**INSTRUCTIONS TO FOLLOW:**
Read the entries below and pull out each line with the string "Recent".

Extracted records:
++++++++++++++++++++
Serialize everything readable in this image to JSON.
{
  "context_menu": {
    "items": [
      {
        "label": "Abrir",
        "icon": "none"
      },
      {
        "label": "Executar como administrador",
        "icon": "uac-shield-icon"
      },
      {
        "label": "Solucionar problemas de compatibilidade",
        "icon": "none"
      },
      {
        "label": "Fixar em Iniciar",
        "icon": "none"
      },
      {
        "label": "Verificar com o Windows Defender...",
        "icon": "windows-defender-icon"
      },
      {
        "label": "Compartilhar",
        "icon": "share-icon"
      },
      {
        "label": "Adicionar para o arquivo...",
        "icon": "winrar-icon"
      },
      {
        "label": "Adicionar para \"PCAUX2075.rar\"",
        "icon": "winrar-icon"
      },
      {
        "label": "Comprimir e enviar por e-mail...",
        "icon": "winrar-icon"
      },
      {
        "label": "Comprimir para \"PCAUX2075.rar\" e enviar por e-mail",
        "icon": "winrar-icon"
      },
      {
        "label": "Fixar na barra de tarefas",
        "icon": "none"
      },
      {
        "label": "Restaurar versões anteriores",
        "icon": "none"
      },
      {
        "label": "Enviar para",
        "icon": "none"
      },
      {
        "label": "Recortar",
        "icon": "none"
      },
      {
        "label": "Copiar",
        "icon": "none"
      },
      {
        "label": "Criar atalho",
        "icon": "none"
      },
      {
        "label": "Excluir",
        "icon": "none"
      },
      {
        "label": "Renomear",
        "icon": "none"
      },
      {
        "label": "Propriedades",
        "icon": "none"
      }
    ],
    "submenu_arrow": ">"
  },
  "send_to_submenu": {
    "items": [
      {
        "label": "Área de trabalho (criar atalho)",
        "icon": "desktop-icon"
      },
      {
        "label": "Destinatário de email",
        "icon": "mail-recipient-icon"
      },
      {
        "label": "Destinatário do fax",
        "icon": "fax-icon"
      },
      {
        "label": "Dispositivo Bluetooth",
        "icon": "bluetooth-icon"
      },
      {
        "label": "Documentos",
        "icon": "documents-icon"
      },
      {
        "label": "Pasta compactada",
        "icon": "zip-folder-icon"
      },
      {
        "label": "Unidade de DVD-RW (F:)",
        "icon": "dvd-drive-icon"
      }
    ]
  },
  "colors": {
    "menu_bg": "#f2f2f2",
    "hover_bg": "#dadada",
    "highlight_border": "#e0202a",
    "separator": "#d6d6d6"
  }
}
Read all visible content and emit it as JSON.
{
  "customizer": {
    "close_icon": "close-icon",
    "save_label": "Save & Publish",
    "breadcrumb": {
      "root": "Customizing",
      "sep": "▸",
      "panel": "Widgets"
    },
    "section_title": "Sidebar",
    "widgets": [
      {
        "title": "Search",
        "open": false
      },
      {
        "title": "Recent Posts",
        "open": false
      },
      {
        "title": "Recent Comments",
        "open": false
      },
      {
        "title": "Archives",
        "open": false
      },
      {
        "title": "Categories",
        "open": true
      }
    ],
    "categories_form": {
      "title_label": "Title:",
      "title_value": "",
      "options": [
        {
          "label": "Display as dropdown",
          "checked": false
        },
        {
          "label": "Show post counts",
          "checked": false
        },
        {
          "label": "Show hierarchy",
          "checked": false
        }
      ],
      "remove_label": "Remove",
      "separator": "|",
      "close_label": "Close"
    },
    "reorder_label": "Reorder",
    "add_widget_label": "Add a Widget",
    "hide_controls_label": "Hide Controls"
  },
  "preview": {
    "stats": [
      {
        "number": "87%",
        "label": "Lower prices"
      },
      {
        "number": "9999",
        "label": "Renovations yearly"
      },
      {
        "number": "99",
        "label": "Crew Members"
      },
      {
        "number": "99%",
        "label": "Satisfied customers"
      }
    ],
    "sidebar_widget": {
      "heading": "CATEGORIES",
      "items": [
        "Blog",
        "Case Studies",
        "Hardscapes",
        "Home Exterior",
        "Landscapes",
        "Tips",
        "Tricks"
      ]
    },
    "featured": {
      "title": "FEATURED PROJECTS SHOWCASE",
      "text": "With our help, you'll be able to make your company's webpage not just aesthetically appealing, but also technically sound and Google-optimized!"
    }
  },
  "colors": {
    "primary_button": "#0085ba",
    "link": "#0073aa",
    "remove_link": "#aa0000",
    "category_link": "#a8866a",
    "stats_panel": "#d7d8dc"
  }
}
++++++++++++++++++++
**OUTPUT FOR THIS TASK:**
        "title": "Recent Posts",
        "title": "Recent Comments",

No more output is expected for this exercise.